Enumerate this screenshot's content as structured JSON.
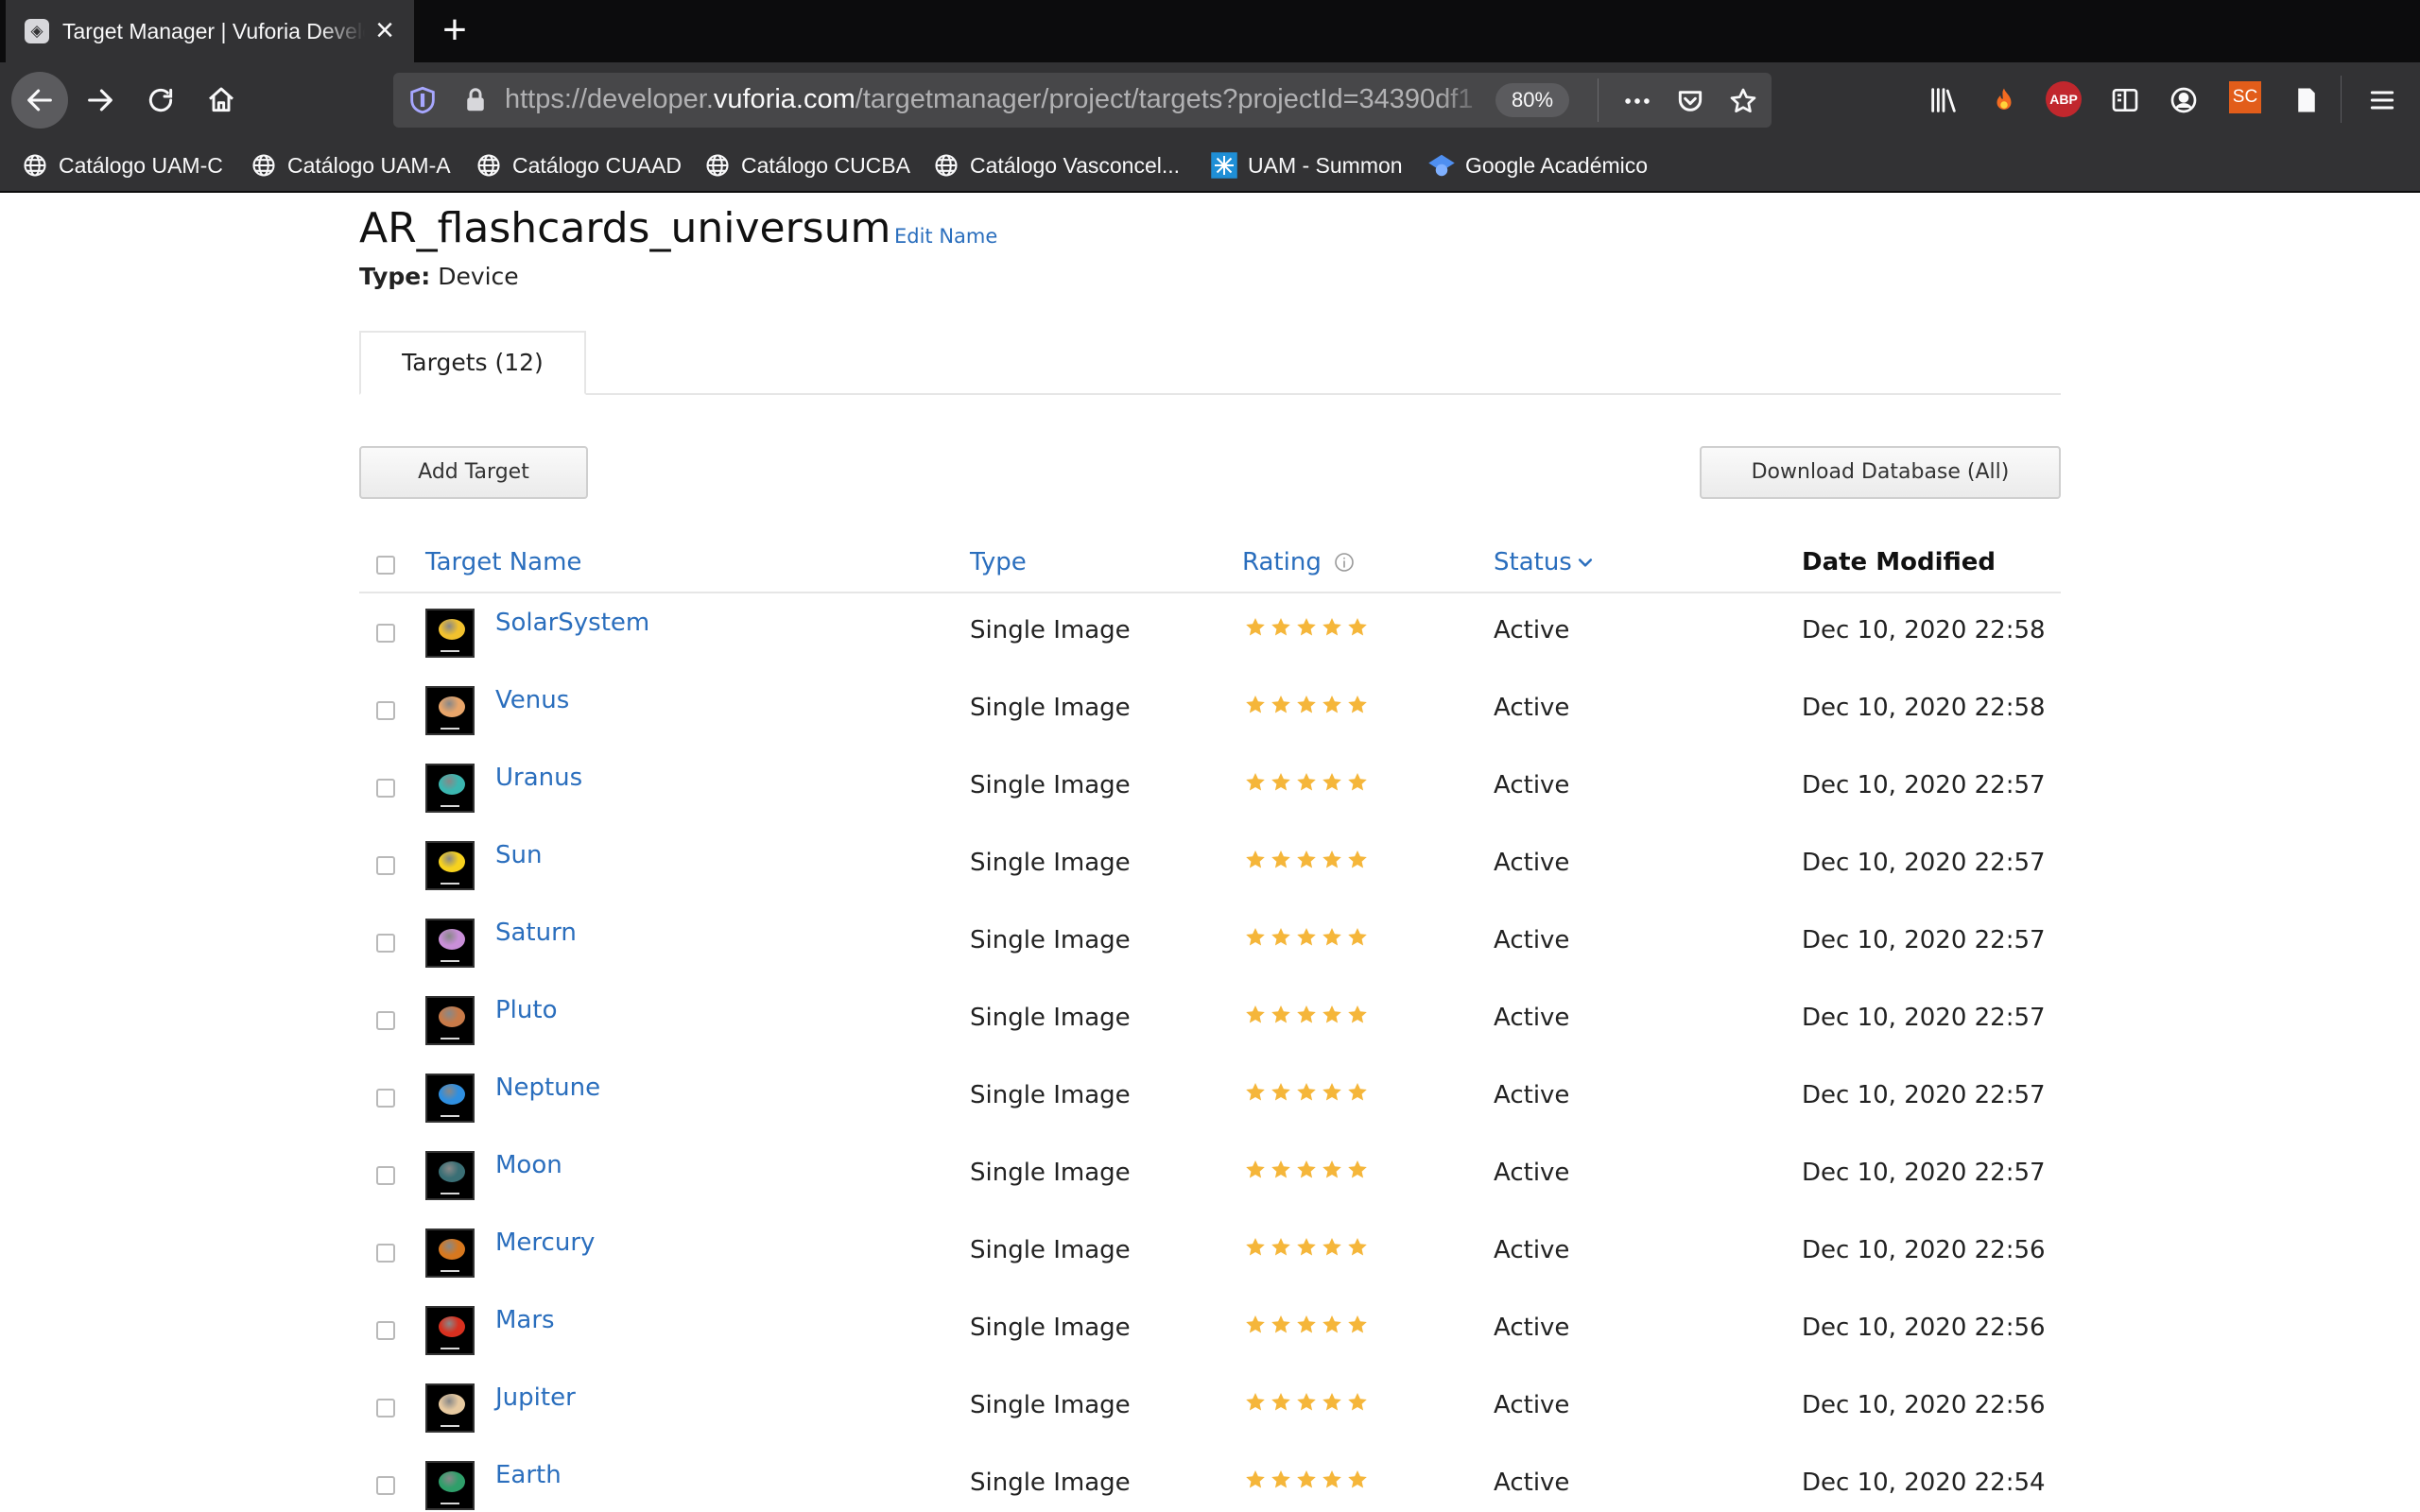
{
  "browser": {
    "tab_title": "Target Manager | Vuforia Developer Portal",
    "url_prefix": "https://developer.",
    "url_host": "vuforia.com",
    "url_path": "/targetmanager/project/targets?projectId=34390df1",
    "zoom": "80%",
    "bookmarks": [
      {
        "label": "Catálogo UAM-C",
        "icon": "globe-icon"
      },
      {
        "label": "Catálogo UAM-A",
        "icon": "globe-icon"
      },
      {
        "label": "Catálogo CUAAD",
        "icon": "globe-icon"
      },
      {
        "label": "Catálogo CUCBA",
        "icon": "globe-icon"
      },
      {
        "label": "Catálogo Vasconcel...",
        "icon": "globe-icon"
      },
      {
        "label": "UAM - Summon",
        "icon": "summon-icon"
      },
      {
        "label": "Google Académico",
        "icon": "scholar-icon"
      }
    ],
    "toolbar_icons": [
      "library-icon",
      "fire-icon",
      "adblock-icon",
      "reader-icon",
      "account-icon",
      "sc-icon",
      "notes-icon",
      "menu-icon"
    ],
    "abp_label": "ABP",
    "sc_label": "SC"
  },
  "page": {
    "title": "AR_flashcards_universum",
    "edit_name": "Edit Name",
    "type_label": "Type:",
    "type_value": "Device",
    "tab_label": "Targets (12)",
    "add_button": "Add Target",
    "download_button": "Download Database (All)"
  },
  "table": {
    "headers": {
      "name": "Target Name",
      "type": "Type",
      "rating": "Rating",
      "status": "Status",
      "date": "Date Modified"
    },
    "rows": [
      {
        "name": "SolarSystem",
        "type": "Single Image",
        "rating": 5,
        "status": "Active",
        "date": "Dec 10, 2020 22:58",
        "color": "#f2c12e"
      },
      {
        "name": "Venus",
        "type": "Single Image",
        "rating": 5,
        "status": "Active",
        "date": "Dec 10, 2020 22:58",
        "color": "#e8a56a"
      },
      {
        "name": "Uranus",
        "type": "Single Image",
        "rating": 5,
        "status": "Active",
        "date": "Dec 10, 2020 22:57",
        "color": "#3bb6b0"
      },
      {
        "name": "Sun",
        "type": "Single Image",
        "rating": 5,
        "status": "Active",
        "date": "Dec 10, 2020 22:57",
        "color": "#f7d21e"
      },
      {
        "name": "Saturn",
        "type": "Single Image",
        "rating": 5,
        "status": "Active",
        "date": "Dec 10, 2020 22:57",
        "color": "#c98fd8"
      },
      {
        "name": "Pluto",
        "type": "Single Image",
        "rating": 5,
        "status": "Active",
        "date": "Dec 10, 2020 22:57",
        "color": "#c87a48"
      },
      {
        "name": "Neptune",
        "type": "Single Image",
        "rating": 5,
        "status": "Active",
        "date": "Dec 10, 2020 22:57",
        "color": "#2f8fe0"
      },
      {
        "name": "Moon",
        "type": "Single Image",
        "rating": 5,
        "status": "Active",
        "date": "Dec 10, 2020 22:57",
        "color": "#3a6f75"
      },
      {
        "name": "Mercury",
        "type": "Single Image",
        "rating": 5,
        "status": "Active",
        "date": "Dec 10, 2020 22:56",
        "color": "#d7781f"
      },
      {
        "name": "Mars",
        "type": "Single Image",
        "rating": 5,
        "status": "Active",
        "date": "Dec 10, 2020 22:56",
        "color": "#d9301f"
      },
      {
        "name": "Jupiter",
        "type": "Single Image",
        "rating": 5,
        "status": "Active",
        "date": "Dec 10, 2020 22:56",
        "color": "#e6c9a0"
      },
      {
        "name": "Earth",
        "type": "Single Image",
        "rating": 5,
        "status": "Active",
        "date": "Dec 10, 2020 22:54",
        "color": "#2f9f6a"
      }
    ]
  },
  "colors": {
    "link": "#2a6ebd",
    "star": "#f5b63a",
    "chrome_dark": "#0c0c0d",
    "chrome": "#323234"
  }
}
▬▬▬▬▬▬▬▬▬▬
** WHAT NEEDS TO BE DONE **
Pictures are not part of the copy; output everything else in the records exactly.

** IN RESPONSE **
Enumerate this screenshot's content as structured JSON.
{
  "browser": {
    "tab_title": "Target Manager | Vuforia Developer Portal",
    "url_prefix": "https://developer.",
    "url_host": "vuforia.com",
    "url_path": "/targetmanager/project/targets?projectId=34390df1",
    "zoom": "80%",
    "bookmarks": [
      {
        "label": "Catálogo UAM-C",
        "icon": "globe-icon"
      },
      {
        "label": "Catálogo UAM-A",
        "icon": "globe-icon"
      },
      {
        "label": "Catálogo CUAAD",
        "icon": "globe-icon"
      },
      {
        "label": "Catálogo CUCBA",
        "icon": "globe-icon"
      },
      {
        "label": "Catálogo Vasconcel...",
        "icon": "globe-icon"
      },
      {
        "label": "UAM - Summon",
        "icon": "summon-icon"
      },
      {
        "label": "Google Académico",
        "icon": "scholar-icon"
      }
    ],
    "toolbar_icons": [
      "library-icon",
      "fire-icon",
      "adblock-icon",
      "reader-icon",
      "account-icon",
      "sc-icon",
      "notes-icon",
      "menu-icon"
    ],
    "abp_label": "ABP",
    "sc_label": "SC"
  },
  "page": {
    "title": "AR_flashcards_universum",
    "edit_name": "Edit Name",
    "type_label": "Type:",
    "type_value": "Device",
    "tab_label": "Targets (12)",
    "add_button": "Add Target",
    "download_button": "Download Database (All)"
  },
  "table": {
    "headers": {
      "name": "Target Name",
      "type": "Type",
      "rating": "Rating",
      "status": "Status",
      "date": "Date Modified"
    },
    "rows": [
      {
        "name": "SolarSystem",
        "type": "Single Image",
        "rating": 5,
        "status": "Active",
        "date": "Dec 10, 2020 22:58",
        "color": "#f2c12e"
      },
      {
        "name": "Venus",
        "type": "Single Image",
        "rating": 5,
        "status": "Active",
        "date": "Dec 10, 2020 22:58",
        "color": "#e8a56a"
      },
      {
        "name": "Uranus",
        "type": "Single Image",
        "rating": 5,
        "status": "Active",
        "date": "Dec 10, 2020 22:57",
        "color": "#3bb6b0"
      },
      {
        "name": "Sun",
        "type": "Single Image",
        "rating": 5,
        "status": "Active",
        "date": "Dec 10, 2020 22:57",
        "color": "#f7d21e"
      },
      {
        "name": "Saturn",
        "type": "Single Image",
        "rating": 5,
        "status": "Active",
        "date": "Dec 10, 2020 22:57",
        "color": "#c98fd8"
      },
      {
        "name": "Pluto",
        "type": "Single Image",
        "rating": 5,
        "status": "Active",
        "date": "Dec 10, 2020 22:57",
        "color": "#c87a48"
      },
      {
        "name": "Neptune",
        "type": "Single Image",
        "rating": 5,
        "status": "Active",
        "date": "Dec 10, 2020 22:57",
        "color": "#2f8fe0"
      },
      {
        "name": "Moon",
        "type": "Single Image",
        "rating": 5,
        "status": "Active",
        "date": "Dec 10, 2020 22:57",
        "color": "#3a6f75"
      },
      {
        "name": "Mercury",
        "type": "Single Image",
        "rating": 5,
        "status": "Active",
        "date": "Dec 10, 2020 22:56",
        "color": "#d7781f"
      },
      {
        "name": "Mars",
        "type": "Single Image",
        "rating": 5,
        "status": "Active",
        "date": "Dec 10, 2020 22:56",
        "color": "#d9301f"
      },
      {
        "name": "Jupiter",
        "type": "Single Image",
        "rating": 5,
        "status": "Active",
        "date": "Dec 10, 2020 22:56",
        "color": "#e6c9a0"
      },
      {
        "name": "Earth",
        "type": "Single Image",
        "rating": 5,
        "status": "Active",
        "date": "Dec 10, 2020 22:54",
        "color": "#2f9f6a"
      }
    ]
  },
  "colors": {
    "link": "#2a6ebd",
    "star": "#f5b63a",
    "chrome_dark": "#0c0c0d",
    "chrome": "#323234"
  }
}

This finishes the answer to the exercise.